OBJECTIVE: Show each line from the listing that includes the word "Capland".

RECORDS SHOWN:
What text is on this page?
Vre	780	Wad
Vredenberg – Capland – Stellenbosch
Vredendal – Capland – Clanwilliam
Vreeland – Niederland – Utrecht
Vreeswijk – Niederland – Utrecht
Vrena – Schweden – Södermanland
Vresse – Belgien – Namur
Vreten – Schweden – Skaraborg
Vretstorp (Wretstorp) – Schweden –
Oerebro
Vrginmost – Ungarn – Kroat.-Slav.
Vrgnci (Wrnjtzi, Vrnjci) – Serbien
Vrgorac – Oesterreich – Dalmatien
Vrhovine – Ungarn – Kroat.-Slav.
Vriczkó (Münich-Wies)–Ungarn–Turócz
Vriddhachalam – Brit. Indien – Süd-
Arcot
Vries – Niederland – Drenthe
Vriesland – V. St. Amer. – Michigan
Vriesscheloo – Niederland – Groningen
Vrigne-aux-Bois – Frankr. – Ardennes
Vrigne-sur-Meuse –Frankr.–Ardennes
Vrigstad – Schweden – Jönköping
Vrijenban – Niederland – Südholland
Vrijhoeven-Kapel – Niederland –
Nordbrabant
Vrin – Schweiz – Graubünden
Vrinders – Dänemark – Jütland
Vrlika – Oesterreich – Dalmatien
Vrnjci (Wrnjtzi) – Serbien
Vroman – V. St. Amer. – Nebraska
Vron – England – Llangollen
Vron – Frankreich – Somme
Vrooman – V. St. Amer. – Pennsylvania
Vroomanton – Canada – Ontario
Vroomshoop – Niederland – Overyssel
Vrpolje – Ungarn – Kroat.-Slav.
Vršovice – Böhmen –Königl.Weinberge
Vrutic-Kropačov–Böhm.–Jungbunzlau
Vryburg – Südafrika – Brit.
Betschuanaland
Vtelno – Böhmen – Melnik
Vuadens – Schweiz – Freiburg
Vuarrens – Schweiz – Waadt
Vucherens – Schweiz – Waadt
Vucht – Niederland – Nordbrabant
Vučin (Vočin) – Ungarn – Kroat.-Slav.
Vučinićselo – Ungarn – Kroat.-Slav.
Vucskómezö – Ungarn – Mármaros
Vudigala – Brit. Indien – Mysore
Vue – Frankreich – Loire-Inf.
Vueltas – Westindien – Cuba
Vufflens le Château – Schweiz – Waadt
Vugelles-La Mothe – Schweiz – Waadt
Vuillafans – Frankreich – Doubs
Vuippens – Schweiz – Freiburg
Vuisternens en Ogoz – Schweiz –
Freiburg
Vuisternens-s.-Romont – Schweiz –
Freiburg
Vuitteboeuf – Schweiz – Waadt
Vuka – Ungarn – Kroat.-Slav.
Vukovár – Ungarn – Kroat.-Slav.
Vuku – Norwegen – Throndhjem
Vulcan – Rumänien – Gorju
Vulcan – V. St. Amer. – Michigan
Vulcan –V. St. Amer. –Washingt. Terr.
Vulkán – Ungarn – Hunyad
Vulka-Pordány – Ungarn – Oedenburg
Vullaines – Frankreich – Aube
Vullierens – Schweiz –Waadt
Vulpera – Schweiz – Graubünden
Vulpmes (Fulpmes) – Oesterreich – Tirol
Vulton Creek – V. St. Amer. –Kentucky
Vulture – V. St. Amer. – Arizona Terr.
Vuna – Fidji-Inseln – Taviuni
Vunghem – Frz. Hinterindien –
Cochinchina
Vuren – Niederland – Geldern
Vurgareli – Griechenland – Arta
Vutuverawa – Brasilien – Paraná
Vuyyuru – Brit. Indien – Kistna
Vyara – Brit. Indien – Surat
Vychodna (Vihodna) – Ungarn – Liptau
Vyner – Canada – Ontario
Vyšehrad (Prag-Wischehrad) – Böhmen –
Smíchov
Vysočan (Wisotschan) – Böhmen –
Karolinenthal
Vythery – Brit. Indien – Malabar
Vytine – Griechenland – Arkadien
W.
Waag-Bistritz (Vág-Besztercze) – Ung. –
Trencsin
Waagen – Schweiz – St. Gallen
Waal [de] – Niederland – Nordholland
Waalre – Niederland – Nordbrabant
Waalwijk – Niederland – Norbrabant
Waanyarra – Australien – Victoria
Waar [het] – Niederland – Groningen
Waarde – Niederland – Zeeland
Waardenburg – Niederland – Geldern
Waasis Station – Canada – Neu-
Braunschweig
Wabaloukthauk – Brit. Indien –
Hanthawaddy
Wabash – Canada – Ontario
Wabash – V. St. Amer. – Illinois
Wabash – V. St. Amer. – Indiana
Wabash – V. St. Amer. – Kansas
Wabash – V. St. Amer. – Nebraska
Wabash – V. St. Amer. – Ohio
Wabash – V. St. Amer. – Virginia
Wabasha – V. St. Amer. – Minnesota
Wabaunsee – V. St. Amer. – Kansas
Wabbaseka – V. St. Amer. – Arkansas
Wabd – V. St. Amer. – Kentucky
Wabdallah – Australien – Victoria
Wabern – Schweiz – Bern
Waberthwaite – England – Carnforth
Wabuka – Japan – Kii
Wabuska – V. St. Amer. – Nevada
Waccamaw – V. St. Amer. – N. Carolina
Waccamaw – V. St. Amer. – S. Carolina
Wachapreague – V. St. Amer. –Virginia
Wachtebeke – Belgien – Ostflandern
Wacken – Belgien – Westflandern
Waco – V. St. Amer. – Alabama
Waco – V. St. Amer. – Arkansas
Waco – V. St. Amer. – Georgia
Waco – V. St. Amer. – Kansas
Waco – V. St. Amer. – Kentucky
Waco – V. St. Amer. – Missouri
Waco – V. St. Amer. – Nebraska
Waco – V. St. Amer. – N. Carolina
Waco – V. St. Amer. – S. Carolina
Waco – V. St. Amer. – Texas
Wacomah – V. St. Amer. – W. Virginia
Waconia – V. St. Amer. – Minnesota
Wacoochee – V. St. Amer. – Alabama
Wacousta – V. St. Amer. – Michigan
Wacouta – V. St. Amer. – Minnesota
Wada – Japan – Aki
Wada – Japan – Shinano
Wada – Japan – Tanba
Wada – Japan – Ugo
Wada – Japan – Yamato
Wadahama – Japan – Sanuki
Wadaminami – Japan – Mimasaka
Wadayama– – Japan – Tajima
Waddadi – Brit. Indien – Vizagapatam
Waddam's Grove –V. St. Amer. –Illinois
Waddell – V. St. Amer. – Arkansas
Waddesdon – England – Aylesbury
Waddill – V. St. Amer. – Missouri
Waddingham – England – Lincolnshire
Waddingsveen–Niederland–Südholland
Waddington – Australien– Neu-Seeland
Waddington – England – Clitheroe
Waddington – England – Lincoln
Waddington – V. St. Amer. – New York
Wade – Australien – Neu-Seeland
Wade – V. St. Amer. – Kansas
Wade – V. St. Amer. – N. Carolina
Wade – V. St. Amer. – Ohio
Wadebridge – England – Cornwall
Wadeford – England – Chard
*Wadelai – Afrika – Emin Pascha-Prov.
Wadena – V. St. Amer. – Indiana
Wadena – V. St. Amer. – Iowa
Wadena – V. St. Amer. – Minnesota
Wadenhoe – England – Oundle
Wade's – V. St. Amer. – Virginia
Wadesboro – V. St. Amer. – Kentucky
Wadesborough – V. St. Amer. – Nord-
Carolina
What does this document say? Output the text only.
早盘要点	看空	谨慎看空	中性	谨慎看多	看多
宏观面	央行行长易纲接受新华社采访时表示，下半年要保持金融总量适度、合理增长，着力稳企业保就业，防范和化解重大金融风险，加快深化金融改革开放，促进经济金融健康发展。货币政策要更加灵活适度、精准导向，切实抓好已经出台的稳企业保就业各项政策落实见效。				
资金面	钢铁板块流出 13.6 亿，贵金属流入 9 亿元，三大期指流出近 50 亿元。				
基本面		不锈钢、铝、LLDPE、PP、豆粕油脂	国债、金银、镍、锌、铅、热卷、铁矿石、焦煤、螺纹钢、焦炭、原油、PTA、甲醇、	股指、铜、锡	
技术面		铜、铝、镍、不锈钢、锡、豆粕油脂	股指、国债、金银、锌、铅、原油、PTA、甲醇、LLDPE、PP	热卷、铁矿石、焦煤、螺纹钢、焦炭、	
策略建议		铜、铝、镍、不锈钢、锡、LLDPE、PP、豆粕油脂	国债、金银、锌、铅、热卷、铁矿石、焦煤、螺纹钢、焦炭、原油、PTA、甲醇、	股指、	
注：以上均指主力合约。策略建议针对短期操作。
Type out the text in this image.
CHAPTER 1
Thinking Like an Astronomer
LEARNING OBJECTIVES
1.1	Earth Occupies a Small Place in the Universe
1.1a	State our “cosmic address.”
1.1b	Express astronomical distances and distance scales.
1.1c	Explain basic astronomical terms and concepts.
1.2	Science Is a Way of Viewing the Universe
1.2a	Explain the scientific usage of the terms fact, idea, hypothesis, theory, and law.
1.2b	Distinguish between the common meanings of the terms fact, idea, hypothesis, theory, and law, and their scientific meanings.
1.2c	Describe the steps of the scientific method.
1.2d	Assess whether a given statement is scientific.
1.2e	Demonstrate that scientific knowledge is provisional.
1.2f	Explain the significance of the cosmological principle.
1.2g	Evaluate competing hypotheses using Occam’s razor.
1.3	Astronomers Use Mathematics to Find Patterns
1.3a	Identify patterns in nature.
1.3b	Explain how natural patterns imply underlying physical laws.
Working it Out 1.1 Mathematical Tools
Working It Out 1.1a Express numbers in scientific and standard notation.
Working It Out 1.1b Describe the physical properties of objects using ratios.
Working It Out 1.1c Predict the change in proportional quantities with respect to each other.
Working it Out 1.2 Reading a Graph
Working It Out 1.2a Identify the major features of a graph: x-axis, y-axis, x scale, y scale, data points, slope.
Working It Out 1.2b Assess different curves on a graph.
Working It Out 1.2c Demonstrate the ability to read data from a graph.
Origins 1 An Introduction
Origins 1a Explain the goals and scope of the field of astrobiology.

OUTPUT OF THE EXERCISE:
Vredenberg – Capland – Stellenbosch
Vredendal – Capland – Clanwilliam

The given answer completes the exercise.